Your task >>
Return all the entries below line for line and unchanged, leaving out the pictures.

*** Material provided

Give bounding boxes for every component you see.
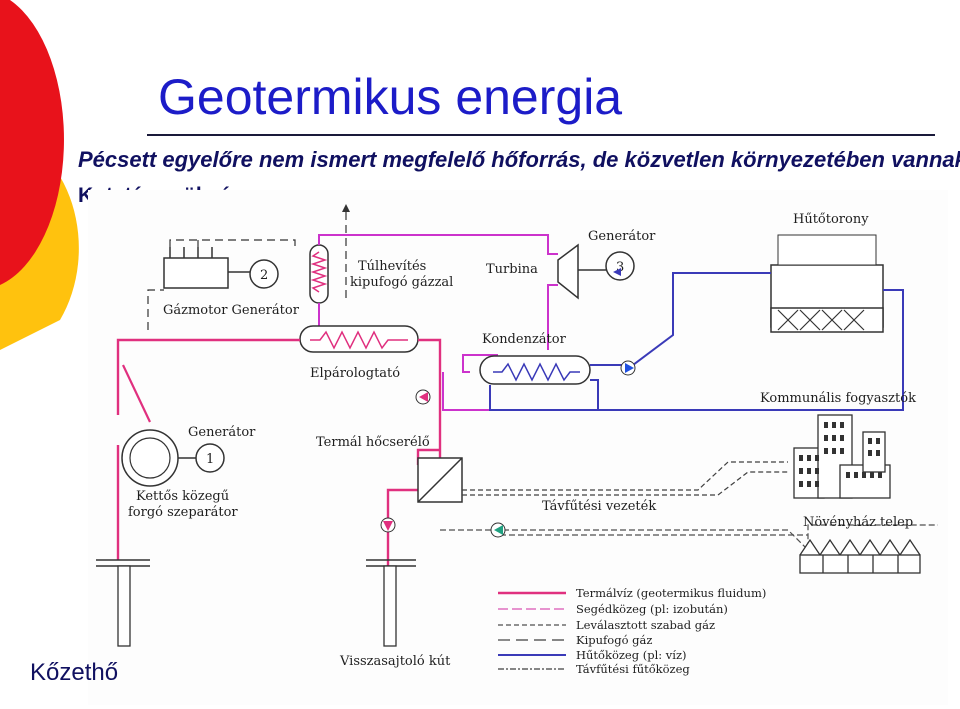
evaporator bbox=[299, 325, 419, 353]
label-num-3: 3 bbox=[616, 260, 624, 275]
label-generator-top: Generátor bbox=[588, 229, 656, 244]
label-separator-1: Kettős közegű bbox=[136, 489, 229, 504]
label-generator-left: Generátor bbox=[188, 425, 256, 440]
reinjection-well bbox=[366, 559, 416, 647]
label-evaporator: Elpárologtató bbox=[310, 366, 400, 381]
building-windows bbox=[799, 422, 882, 487]
label-turbine: Turbina bbox=[486, 262, 538, 277]
legend-item-district-heating: Távfűtési fűtőközeg bbox=[576, 662, 690, 676]
legend-item-released-gas: Leválasztott szabad gáz bbox=[576, 618, 715, 632]
title-underline bbox=[147, 134, 935, 136]
turbine bbox=[557, 243, 579, 300]
slide-decoration bbox=[0, 0, 79, 350]
slide-title: Geotermikus energia bbox=[158, 69, 623, 125]
body-line-1: Pécsett egyelőre nem ismert megfelelő hő… bbox=[78, 147, 960, 172]
gas-engine bbox=[163, 247, 229, 289]
generator-2-icon bbox=[249, 259, 279, 289]
label-cooling-tower: Hűtőtorony bbox=[793, 212, 869, 227]
footer-label: Kőzethő bbox=[30, 659, 119, 686]
label-superheat-2: kipufogó gázzal bbox=[350, 275, 453, 290]
label-superheat: Túlhevítés bbox=[358, 259, 426, 274]
generator-1-icon bbox=[195, 443, 225, 473]
legend-item-aux-medium: Segédközeg (pl: izobután) bbox=[576, 602, 728, 616]
condenser bbox=[479, 355, 591, 385]
label-num-2: 2 bbox=[260, 268, 268, 283]
geothermal-diagram: Hűtőtorony 3 Generátor Turbina 2 Gázmoto… bbox=[88, 190, 948, 705]
label-gas-engine-generator: Gázmotor Generátor bbox=[163, 303, 300, 318]
exhaust-pipe bbox=[169, 239, 296, 250]
label-num-1: 1 bbox=[206, 452, 214, 467]
legend-item-thermal-water: Termálvíz (geotermikus fluidum) bbox=[576, 586, 766, 600]
production-well bbox=[96, 559, 150, 647]
label-greenhouse: Növényház telep bbox=[803, 515, 913, 530]
label-district-heating: Távfűtési vezeték bbox=[542, 499, 656, 514]
label-communal: Kommunális fogyasztók bbox=[760, 391, 916, 406]
cooling-tower bbox=[770, 234, 884, 333]
label-reinjection: Visszasajtoló kút bbox=[339, 654, 451, 669]
label-thermal-hx: Termál hőcserélő bbox=[316, 435, 430, 450]
greenhouses bbox=[799, 538, 921, 574]
legend-item-coolant: Hűtőközeg (pl: víz) bbox=[576, 648, 687, 662]
legend: Termálvíz (geotermikus fluidum) Segédköz… bbox=[498, 586, 766, 676]
deco-red-arc bbox=[0, 0, 64, 285]
generator-3-icon bbox=[605, 251, 635, 281]
label-separator-2: forgó szeparátor bbox=[128, 505, 238, 520]
legend-item-exhaust-gas: Kipufogó gáz bbox=[576, 633, 652, 647]
label-condenser: Kondenzátor bbox=[482, 332, 567, 347]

******

Solution to this exercise >>
Give bounding boxes for every component you see.
evaporator bbox=[299, 325, 419, 353]
label-num-3: 3 bbox=[616, 260, 624, 275]
label-generator-top: Generátor bbox=[588, 229, 656, 244]
label-separator-1: Kettős közegű bbox=[136, 489, 229, 504]
label-generator-left: Generátor bbox=[188, 425, 256, 440]
reinjection-well bbox=[366, 559, 416, 647]
label-evaporator: Elpárologtató bbox=[310, 366, 400, 381]
building-windows bbox=[799, 422, 882, 487]
label-turbine: Turbina bbox=[486, 262, 538, 277]
legend-item-district-heating: Távfűtési fűtőközeg bbox=[576, 662, 690, 676]
legend-item-released-gas: Leválasztott szabad gáz bbox=[576, 618, 715, 632]
title-underline bbox=[147, 134, 935, 136]
turbine bbox=[557, 243, 579, 300]
slide-decoration bbox=[0, 0, 79, 350]
slide-title: Geotermikus energia bbox=[158, 69, 623, 125]
body-line-1: Pécsett egyelőre nem ismert megfelelő hő… bbox=[78, 147, 960, 172]
gas-engine bbox=[163, 247, 229, 289]
generator-2-icon bbox=[249, 259, 279, 289]
label-cooling-tower: Hűtőtorony bbox=[793, 212, 869, 227]
footer-label: Kőzethő bbox=[30, 659, 119, 686]
label-superheat-2: kipufogó gázzal bbox=[350, 275, 453, 290]
label-superheat: Túlhevítés bbox=[358, 259, 426, 274]
generator-1-icon bbox=[195, 443, 225, 473]
legend-item-aux-medium: Segédközeg (pl: izobután) bbox=[576, 602, 728, 616]
condenser bbox=[479, 355, 591, 385]
label-num-2: 2 bbox=[260, 268, 268, 283]
geothermal-diagram: Hűtőtorony 3 Generátor Turbina 2 Gázmoto… bbox=[88, 190, 948, 705]
label-gas-engine-generator: Gázmotor Generátor bbox=[163, 303, 300, 318]
exhaust-pipe bbox=[169, 239, 296, 250]
label-num-1: 1 bbox=[206, 452, 214, 467]
legend-item-thermal-water: Termálvíz (geotermikus fluidum) bbox=[576, 586, 766, 600]
production-well bbox=[96, 559, 150, 647]
label-greenhouse: Növényház telep bbox=[803, 515, 913, 530]
label-district-heating: Távfűtési vezeték bbox=[542, 499, 656, 514]
label-communal: Kommunális fogyasztók bbox=[760, 391, 916, 406]
cooling-tower bbox=[770, 234, 884, 333]
label-reinjection: Visszasajtoló kút bbox=[339, 654, 451, 669]
label-thermal-hx: Termál hőcserélő bbox=[316, 435, 430, 450]
greenhouses bbox=[799, 538, 921, 574]
legend-item-coolant: Hűtőközeg (pl: víz) bbox=[576, 648, 687, 662]
legend: Termálvíz (geotermikus fluidum) Segédköz… bbox=[498, 586, 766, 676]
deco-red-arc bbox=[0, 0, 64, 285]
generator-3-icon bbox=[605, 251, 635, 281]
label-separator-2: forgó szeparátor bbox=[128, 505, 238, 520]
legend-item-exhaust-gas: Kipufogó gáz bbox=[576, 633, 652, 647]
label-condenser: Kondenzátor bbox=[482, 332, 567, 347]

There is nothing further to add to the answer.